>> Begin Material to process

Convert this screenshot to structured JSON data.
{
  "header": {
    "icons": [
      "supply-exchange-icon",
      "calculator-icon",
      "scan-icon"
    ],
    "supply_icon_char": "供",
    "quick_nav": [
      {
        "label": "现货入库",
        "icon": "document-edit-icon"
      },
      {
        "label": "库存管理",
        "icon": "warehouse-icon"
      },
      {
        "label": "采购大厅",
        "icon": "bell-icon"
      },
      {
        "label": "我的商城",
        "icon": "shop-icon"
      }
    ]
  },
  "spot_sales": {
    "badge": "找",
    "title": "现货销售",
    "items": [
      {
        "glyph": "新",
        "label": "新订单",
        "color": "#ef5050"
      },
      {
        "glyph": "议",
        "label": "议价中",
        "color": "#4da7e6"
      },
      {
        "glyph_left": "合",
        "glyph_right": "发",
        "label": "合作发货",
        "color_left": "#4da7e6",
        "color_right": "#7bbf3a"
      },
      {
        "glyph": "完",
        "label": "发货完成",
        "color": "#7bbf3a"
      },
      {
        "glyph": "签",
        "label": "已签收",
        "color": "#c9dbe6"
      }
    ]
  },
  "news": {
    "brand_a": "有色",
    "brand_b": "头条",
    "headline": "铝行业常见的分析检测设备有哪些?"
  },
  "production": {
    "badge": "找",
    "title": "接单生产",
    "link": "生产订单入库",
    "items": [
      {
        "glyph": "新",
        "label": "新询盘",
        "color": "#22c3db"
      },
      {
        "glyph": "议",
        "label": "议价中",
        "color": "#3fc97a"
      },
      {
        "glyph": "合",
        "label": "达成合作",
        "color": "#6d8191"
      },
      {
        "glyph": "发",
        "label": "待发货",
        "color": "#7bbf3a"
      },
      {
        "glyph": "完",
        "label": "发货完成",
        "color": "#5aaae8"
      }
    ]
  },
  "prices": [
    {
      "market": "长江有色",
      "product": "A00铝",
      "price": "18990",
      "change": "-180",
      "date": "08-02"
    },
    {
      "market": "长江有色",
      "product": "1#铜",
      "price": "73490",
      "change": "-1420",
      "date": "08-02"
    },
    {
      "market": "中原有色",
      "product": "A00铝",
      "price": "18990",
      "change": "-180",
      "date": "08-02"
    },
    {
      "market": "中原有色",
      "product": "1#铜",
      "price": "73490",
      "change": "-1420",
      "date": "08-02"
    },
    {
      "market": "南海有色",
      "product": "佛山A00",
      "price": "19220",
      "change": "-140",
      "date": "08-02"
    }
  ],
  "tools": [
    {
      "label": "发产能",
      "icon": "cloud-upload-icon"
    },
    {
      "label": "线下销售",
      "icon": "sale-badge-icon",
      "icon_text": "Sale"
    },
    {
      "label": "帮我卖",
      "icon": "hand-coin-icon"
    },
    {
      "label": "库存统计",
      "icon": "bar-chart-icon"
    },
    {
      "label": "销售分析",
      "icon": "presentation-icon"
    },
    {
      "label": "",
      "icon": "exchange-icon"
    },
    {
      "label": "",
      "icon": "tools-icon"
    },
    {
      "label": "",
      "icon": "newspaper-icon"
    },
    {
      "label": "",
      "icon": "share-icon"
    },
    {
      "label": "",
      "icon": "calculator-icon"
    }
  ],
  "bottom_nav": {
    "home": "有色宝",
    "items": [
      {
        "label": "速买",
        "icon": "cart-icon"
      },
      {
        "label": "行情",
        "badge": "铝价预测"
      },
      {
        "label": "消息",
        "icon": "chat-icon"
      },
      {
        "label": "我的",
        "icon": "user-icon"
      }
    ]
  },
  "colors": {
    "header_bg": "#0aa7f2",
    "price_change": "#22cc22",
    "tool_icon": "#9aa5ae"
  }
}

>> End Material to process

## Aim
Transcribe the material exactly as it reads.

## The response
Convert this screenshot to structured JSON data.
{
  "header": {
    "icons": [
      "supply-exchange-icon",
      "calculator-icon",
      "scan-icon"
    ],
    "supply_icon_char": "供",
    "quick_nav": [
      {
        "label": "现货入库",
        "icon": "document-edit-icon"
      },
      {
        "label": "库存管理",
        "icon": "warehouse-icon"
      },
      {
        "label": "采购大厅",
        "icon": "bell-icon"
      },
      {
        "label": "我的商城",
        "icon": "shop-icon"
      }
    ]
  },
  "spot_sales": {
    "badge": "找",
    "title": "现货销售",
    "items": [
      {
        "glyph": "新",
        "label": "新订单",
        "color": "#ef5050"
      },
      {
        "glyph": "议",
        "label": "议价中",
        "color": "#4da7e6"
      },
      {
        "glyph_left": "合",
        "glyph_right": "发",
        "label": "合作发货",
        "color_left": "#4da7e6",
        "color_right": "#7bbf3a"
      },
      {
        "glyph": "完",
        "label": "发货完成",
        "color": "#7bbf3a"
      },
      {
        "glyph": "签",
        "label": "已签收",
        "color": "#c9dbe6"
      }
    ]
  },
  "news": {
    "brand_a": "有色",
    "brand_b": "头条",
    "headline": "铝行业常见的分析检测设备有哪些?"
  },
  "production": {
    "badge": "找",
    "title": "接单生产",
    "link": "生产订单入库",
    "items": [
      {
        "glyph": "新",
        "label": "新询盘",
        "color": "#22c3db"
      },
      {
        "glyph": "议",
        "label": "议价中",
        "color": "#3fc97a"
      },
      {
        "glyph": "合",
        "label": "达成合作",
        "color": "#6d8191"
      },
      {
        "glyph": "发",
        "label": "待发货",
        "color": "#7bbf3a"
      },
      {
        "glyph": "完",
        "label": "发货完成",
        "color": "#5aaae8"
      }
    ]
  },
  "prices": [
    {
      "market": "长江有色",
      "product": "A00铝",
      "price": "18990",
      "change": "-180",
      "date": "08-02"
    },
    {
      "market": "长江有色",
      "product": "1#铜",
      "price": "73490",
      "change": "-1420",
      "date": "08-02"
    },
    {
      "market": "中原有色",
      "product": "A00铝",
      "price": "18990",
      "change": "-180",
      "date": "08-02"
    },
    {
      "market": "中原有色",
      "product": "1#铜",
      "price": "73490",
      "change": "-1420",
      "date": "08-02"
    },
    {
      "market": "南海有色",
      "product": "佛山A00",
      "price": "19220",
      "change": "-140",
      "date": "08-02"
    }
  ],
  "tools": [
    {
      "label": "发产能",
      "icon": "cloud-upload-icon"
    },
    {
      "label": "线下销售",
      "icon": "sale-badge-icon",
      "icon_text": "Sale"
    },
    {
      "label": "帮我卖",
      "icon": "hand-coin-icon"
    },
    {
      "label": "库存统计",
      "icon": "bar-chart-icon"
    },
    {
      "label": "销售分析",
      "icon": "presentation-icon"
    },
    {
      "label": "",
      "icon": "exchange-icon"
    },
    {
      "label": "",
      "icon": "tools-icon"
    },
    {
      "label": "",
      "icon": "newspaper-icon"
    },
    {
      "label": "",
      "icon": "share-icon"
    },
    {
      "label": "",
      "icon": "calculator-icon"
    }
  ],
  "bottom_nav": {
    "home": "有色宝",
    "items": [
      {
        "label": "速买",
        "icon": "cart-icon"
      },
      {
        "label": "行情",
        "badge": "铝价预测"
      },
      {
        "label": "消息",
        "icon": "chat-icon"
      },
      {
        "label": "我的",
        "icon": "user-icon"
      }
    ]
  },
  "colors": {
    "header_bg": "#0aa7f2",
    "price_change": "#22cc22",
    "tool_icon": "#9aa5ae"
  }
}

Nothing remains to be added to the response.